* EXERCISE GOAL
Go through the material below, count the lines with the word "that", and reply with the count alone.
** start EXERCISE MATERIALS **
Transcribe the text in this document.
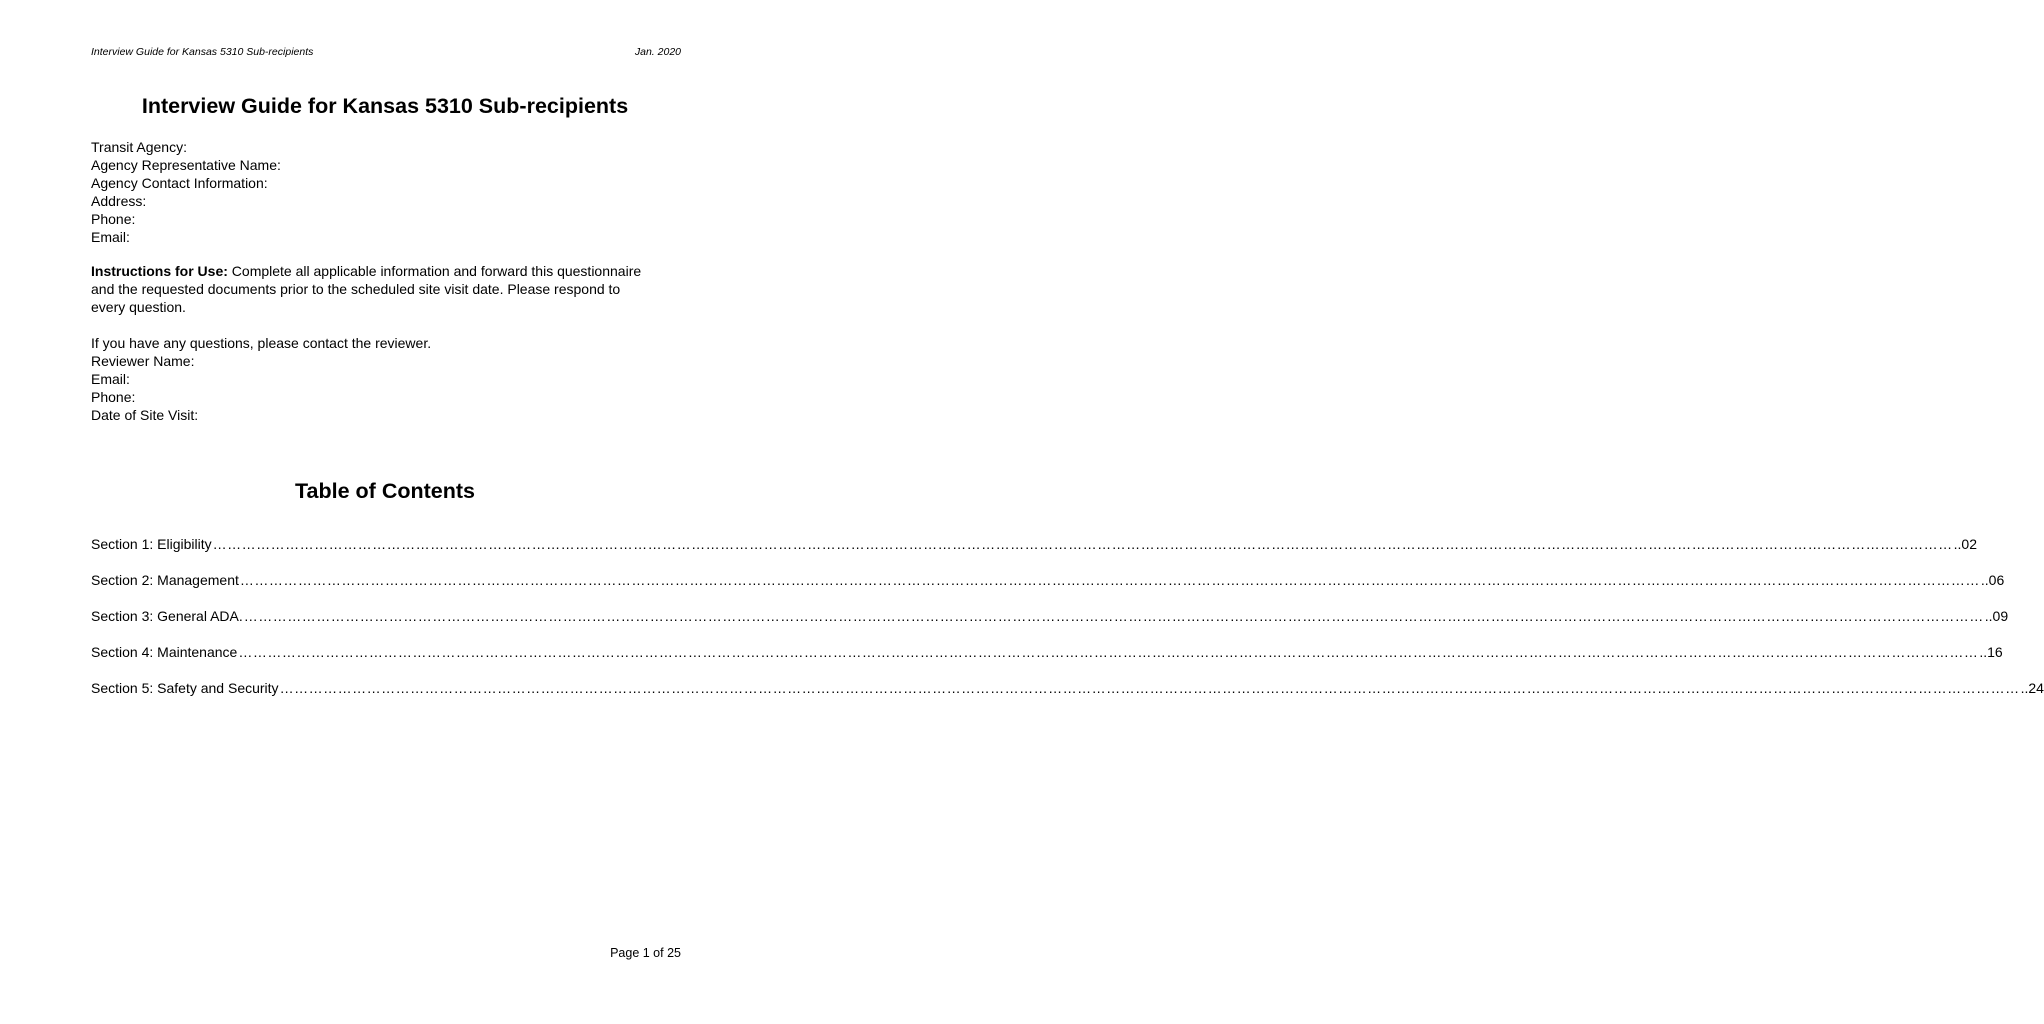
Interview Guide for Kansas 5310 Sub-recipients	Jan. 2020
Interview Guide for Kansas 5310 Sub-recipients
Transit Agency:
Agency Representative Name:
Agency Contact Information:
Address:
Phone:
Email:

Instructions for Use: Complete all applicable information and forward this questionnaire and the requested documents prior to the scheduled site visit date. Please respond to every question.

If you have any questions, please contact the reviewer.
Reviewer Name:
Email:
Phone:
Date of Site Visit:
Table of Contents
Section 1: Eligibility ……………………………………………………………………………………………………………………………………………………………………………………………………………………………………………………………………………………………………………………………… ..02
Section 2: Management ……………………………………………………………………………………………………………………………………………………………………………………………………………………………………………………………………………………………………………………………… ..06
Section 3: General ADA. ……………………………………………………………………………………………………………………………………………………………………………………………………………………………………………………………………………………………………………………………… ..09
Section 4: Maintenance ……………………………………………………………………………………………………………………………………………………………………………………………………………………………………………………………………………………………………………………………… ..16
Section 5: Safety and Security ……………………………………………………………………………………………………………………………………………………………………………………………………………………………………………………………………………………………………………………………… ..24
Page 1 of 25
** end EXERCISE MATERIALS **
** start EXERCISE MATERIALS **
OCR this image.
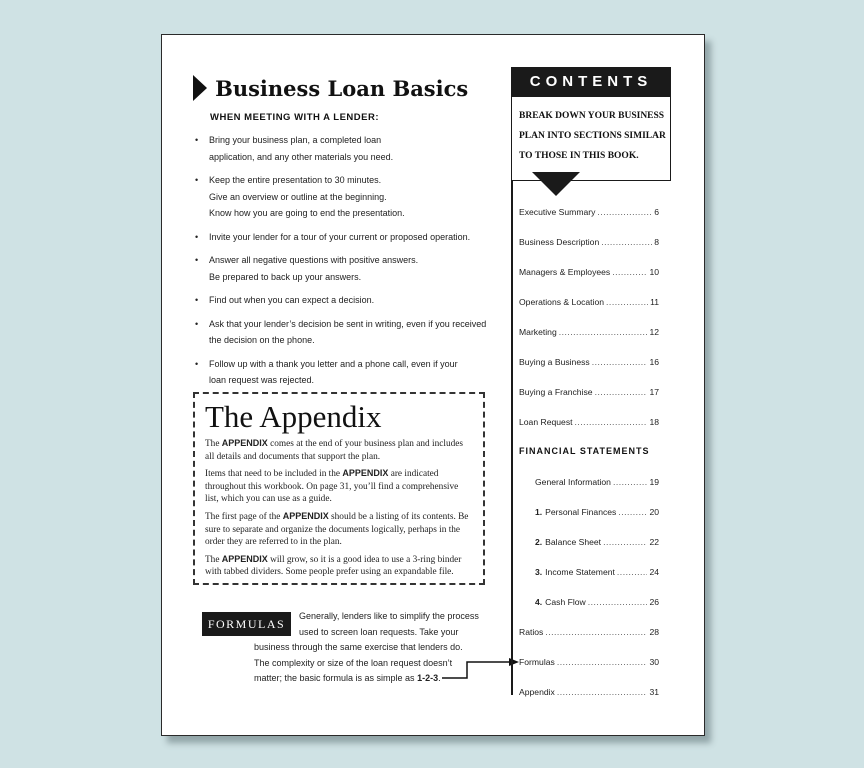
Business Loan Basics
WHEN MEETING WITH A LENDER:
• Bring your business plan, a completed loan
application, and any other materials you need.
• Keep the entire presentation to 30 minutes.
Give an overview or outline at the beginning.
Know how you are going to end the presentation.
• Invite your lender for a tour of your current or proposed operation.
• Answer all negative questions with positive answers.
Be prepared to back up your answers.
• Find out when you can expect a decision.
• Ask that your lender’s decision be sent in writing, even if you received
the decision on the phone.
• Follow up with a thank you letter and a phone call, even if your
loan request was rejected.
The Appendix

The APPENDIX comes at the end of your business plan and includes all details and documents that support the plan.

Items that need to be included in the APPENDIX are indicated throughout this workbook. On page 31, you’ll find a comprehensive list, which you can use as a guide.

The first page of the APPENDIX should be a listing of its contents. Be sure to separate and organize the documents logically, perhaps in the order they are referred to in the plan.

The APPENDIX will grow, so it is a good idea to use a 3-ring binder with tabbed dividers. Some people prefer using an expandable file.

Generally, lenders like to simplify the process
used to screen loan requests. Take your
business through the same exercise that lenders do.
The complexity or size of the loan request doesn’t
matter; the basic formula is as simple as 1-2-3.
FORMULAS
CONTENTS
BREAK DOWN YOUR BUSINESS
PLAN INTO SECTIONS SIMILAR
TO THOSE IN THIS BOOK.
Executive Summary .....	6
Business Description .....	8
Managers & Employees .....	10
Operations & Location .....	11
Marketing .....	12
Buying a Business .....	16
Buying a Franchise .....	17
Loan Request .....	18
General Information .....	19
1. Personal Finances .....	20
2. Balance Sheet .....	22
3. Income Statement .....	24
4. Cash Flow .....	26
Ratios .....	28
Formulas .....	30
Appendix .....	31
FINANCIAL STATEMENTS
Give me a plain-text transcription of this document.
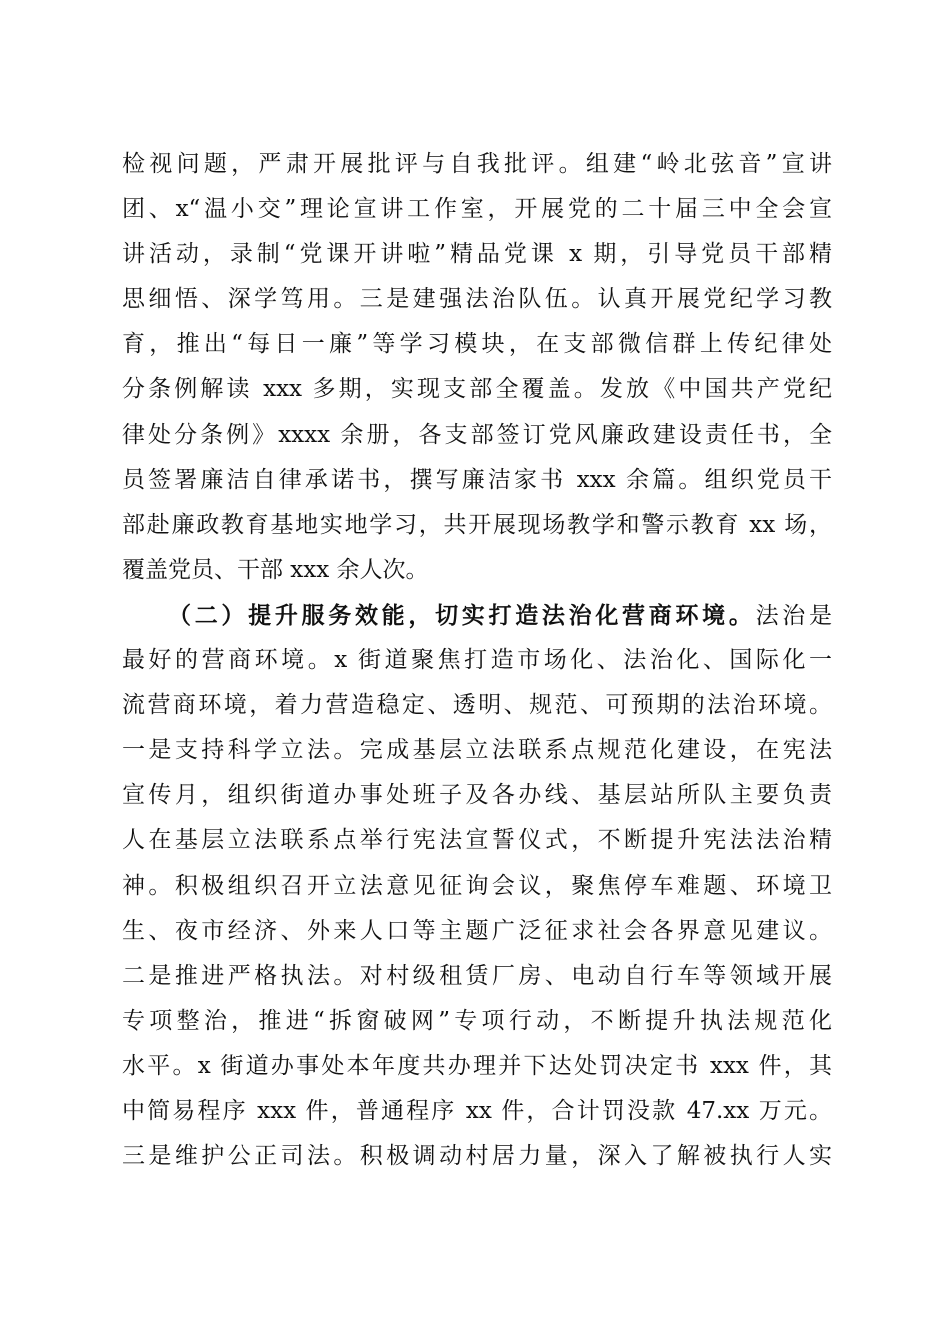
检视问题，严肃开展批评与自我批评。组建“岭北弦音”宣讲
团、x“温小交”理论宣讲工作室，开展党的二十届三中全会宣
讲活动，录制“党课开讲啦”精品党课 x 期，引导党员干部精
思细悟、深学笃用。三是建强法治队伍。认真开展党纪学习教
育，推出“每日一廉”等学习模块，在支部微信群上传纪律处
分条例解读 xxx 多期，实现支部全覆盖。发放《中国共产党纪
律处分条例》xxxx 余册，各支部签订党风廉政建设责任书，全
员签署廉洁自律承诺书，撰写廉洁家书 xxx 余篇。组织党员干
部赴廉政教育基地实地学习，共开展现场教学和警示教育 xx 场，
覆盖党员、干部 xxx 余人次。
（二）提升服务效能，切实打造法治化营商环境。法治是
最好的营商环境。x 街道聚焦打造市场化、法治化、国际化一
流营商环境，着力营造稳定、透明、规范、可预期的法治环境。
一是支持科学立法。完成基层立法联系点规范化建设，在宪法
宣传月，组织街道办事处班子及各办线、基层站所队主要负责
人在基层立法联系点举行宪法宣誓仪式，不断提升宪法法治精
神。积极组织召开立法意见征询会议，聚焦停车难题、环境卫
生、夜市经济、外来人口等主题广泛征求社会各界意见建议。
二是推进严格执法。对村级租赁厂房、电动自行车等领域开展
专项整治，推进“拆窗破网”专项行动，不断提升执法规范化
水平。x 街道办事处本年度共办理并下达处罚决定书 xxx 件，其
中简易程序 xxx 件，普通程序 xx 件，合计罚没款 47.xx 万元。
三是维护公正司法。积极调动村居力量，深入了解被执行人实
** end EXERCISE MATERIALS **
* SOLUTION FOR THIS TASK
4